THE TASK = Go through the listing and copy every line word for word.

INPUT FOR THIS TASK =
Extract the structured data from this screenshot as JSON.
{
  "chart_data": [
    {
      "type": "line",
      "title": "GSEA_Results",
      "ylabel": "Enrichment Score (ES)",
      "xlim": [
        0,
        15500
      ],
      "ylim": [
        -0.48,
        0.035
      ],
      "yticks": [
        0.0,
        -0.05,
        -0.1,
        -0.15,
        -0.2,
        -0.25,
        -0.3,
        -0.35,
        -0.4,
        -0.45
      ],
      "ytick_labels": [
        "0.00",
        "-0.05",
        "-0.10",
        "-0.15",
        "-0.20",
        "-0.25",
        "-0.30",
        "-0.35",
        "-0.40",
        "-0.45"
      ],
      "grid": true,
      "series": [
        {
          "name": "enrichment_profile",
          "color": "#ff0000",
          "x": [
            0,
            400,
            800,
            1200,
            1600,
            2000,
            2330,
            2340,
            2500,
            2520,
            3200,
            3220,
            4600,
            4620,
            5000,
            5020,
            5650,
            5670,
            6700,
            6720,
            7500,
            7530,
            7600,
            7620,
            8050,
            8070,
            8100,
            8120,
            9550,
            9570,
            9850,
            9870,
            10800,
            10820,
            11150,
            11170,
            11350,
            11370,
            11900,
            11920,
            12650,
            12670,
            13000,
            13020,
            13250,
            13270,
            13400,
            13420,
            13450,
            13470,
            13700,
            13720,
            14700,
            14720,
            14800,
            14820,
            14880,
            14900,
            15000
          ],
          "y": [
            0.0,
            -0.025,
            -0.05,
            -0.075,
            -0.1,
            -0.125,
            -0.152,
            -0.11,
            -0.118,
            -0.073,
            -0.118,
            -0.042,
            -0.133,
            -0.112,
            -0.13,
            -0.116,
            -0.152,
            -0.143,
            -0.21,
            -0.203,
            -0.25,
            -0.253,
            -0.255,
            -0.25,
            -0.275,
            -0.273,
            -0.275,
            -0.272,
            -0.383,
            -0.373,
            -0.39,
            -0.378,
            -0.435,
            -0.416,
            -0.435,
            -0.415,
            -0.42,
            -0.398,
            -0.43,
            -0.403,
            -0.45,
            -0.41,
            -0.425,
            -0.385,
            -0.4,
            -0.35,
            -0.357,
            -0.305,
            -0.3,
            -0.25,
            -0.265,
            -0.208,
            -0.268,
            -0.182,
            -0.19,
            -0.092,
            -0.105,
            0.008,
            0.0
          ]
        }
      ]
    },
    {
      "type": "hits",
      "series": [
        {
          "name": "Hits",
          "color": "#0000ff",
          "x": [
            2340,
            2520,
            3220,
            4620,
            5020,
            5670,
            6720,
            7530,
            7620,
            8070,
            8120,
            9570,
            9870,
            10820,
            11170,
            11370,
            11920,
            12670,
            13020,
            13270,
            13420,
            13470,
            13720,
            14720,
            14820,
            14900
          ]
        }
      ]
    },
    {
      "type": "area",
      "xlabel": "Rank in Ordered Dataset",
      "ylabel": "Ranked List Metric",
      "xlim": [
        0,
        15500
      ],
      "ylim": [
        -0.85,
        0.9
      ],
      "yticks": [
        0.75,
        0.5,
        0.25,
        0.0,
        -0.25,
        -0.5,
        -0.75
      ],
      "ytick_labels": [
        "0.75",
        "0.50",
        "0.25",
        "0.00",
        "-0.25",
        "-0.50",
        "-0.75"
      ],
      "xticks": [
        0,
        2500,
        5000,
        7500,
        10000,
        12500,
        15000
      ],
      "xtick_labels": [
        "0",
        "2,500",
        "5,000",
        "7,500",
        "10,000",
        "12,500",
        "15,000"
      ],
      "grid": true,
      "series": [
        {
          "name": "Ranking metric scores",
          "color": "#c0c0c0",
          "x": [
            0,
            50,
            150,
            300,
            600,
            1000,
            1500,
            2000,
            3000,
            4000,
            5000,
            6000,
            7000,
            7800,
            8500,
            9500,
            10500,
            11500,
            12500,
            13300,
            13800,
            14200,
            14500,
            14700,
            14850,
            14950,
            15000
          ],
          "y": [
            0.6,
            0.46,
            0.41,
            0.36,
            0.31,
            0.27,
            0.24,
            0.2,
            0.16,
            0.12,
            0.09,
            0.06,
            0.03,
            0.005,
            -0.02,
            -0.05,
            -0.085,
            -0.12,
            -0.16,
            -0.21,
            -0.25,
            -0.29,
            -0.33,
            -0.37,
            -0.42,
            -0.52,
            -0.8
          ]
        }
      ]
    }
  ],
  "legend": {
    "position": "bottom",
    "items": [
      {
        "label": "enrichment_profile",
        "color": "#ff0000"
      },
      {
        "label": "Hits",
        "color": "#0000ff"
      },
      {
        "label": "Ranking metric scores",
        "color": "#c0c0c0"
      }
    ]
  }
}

RESULT BELOW =
Extract the structured data from this screenshot as JSON.
{
  "chart_data": [
    {
      "type": "line",
      "title": "GSEA_Results",
      "ylabel": "Enrichment Score (ES)",
      "xlim": [
        0,
        15500
      ],
      "ylim": [
        -0.48,
        0.035
      ],
      "yticks": [
        0.0,
        -0.05,
        -0.1,
        -0.15,
        -0.2,
        -0.25,
        -0.3,
        -0.35,
        -0.4,
        -0.45
      ],
      "ytick_labels": [
        "0.00",
        "-0.05",
        "-0.10",
        "-0.15",
        "-0.20",
        "-0.25",
        "-0.30",
        "-0.35",
        "-0.40",
        "-0.45"
      ],
      "grid": true,
      "series": [
        {
          "name": "enrichment_profile",
          "color": "#ff0000",
          "x": [
            0,
            400,
            800,
            1200,
            1600,
            2000,
            2330,
            2340,
            2500,
            2520,
            3200,
            3220,
            4600,
            4620,
            5000,
            5020,
            5650,
            5670,
            6700,
            6720,
            7500,
            7530,
            7600,
            7620,
            8050,
            8070,
            8100,
            8120,
            9550,
            9570,
            9850,
            9870,
            10800,
            10820,
            11150,
            11170,
            11350,
            11370,
            11900,
            11920,
            12650,
            12670,
            13000,
            13020,
            13250,
            13270,
            13400,
            13420,
            13450,
            13470,
            13700,
            13720,
            14700,
            14720,
            14800,
            14820,
            14880,
            14900,
            15000
          ],
          "y": [
            0.0,
            -0.025,
            -0.05,
            -0.075,
            -0.1,
            -0.125,
            -0.152,
            -0.11,
            -0.118,
            -0.073,
            -0.118,
            -0.042,
            -0.133,
            -0.112,
            -0.13,
            -0.116,
            -0.152,
            -0.143,
            -0.21,
            -0.203,
            -0.25,
            -0.253,
            -0.255,
            -0.25,
            -0.275,
            -0.273,
            -0.275,
            -0.272,
            -0.383,
            -0.373,
            -0.39,
            -0.378,
            -0.435,
            -0.416,
            -0.435,
            -0.415,
            -0.42,
            -0.398,
            -0.43,
            -0.403,
            -0.45,
            -0.41,
            -0.425,
            -0.385,
            -0.4,
            -0.35,
            -0.357,
            -0.305,
            -0.3,
            -0.25,
            -0.265,
            -0.208,
            -0.268,
            -0.182,
            -0.19,
            -0.092,
            -0.105,
            0.008,
            0.0
          ]
        }
      ]
    },
    {
      "type": "hits",
      "series": [
        {
          "name": "Hits",
          "color": "#0000ff",
          "x": [
            2340,
            2520,
            3220,
            4620,
            5020,
            5670,
            6720,
            7530,
            7620,
            8070,
            8120,
            9570,
            9870,
            10820,
            11170,
            11370,
            11920,
            12670,
            13020,
            13270,
            13420,
            13470,
            13720,
            14720,
            14820,
            14900
          ]
        }
      ]
    },
    {
      "type": "area",
      "xlabel": "Rank in Ordered Dataset",
      "ylabel": "Ranked List Metric",
      "xlim": [
        0,
        15500
      ],
      "ylim": [
        -0.85,
        0.9
      ],
      "yticks": [
        0.75,
        0.5,
        0.25,
        0.0,
        -0.25,
        -0.5,
        -0.75
      ],
      "ytick_labels": [
        "0.75",
        "0.50",
        "0.25",
        "0.00",
        "-0.25",
        "-0.50",
        "-0.75"
      ],
      "xticks": [
        0,
        2500,
        5000,
        7500,
        10000,
        12500,
        15000
      ],
      "xtick_labels": [
        "0",
        "2,500",
        "5,000",
        "7,500",
        "10,000",
        "12,500",
        "15,000"
      ],
      "grid": true,
      "series": [
        {
          "name": "Ranking metric scores",
          "color": "#c0c0c0",
          "x": [
            0,
            50,
            150,
            300,
            600,
            1000,
            1500,
            2000,
            3000,
            4000,
            5000,
            6000,
            7000,
            7800,
            8500,
            9500,
            10500,
            11500,
            12500,
            13300,
            13800,
            14200,
            14500,
            14700,
            14850,
            14950,
            15000
          ],
          "y": [
            0.6,
            0.46,
            0.41,
            0.36,
            0.31,
            0.27,
            0.24,
            0.2,
            0.16,
            0.12,
            0.09,
            0.06,
            0.03,
            0.005,
            -0.02,
            -0.05,
            -0.085,
            -0.12,
            -0.16,
            -0.21,
            -0.25,
            -0.29,
            -0.33,
            -0.37,
            -0.42,
            -0.52,
            -0.8
          ]
        }
      ]
    }
  ],
  "legend": {
    "position": "bottom",
    "items": [
      {
        "label": "enrichment_profile",
        "color": "#ff0000"
      },
      {
        "label": "Hits",
        "color": "#0000ff"
      },
      {
        "label": "Ranking metric scores",
        "color": "#c0c0c0"
      }
    ]
  }
}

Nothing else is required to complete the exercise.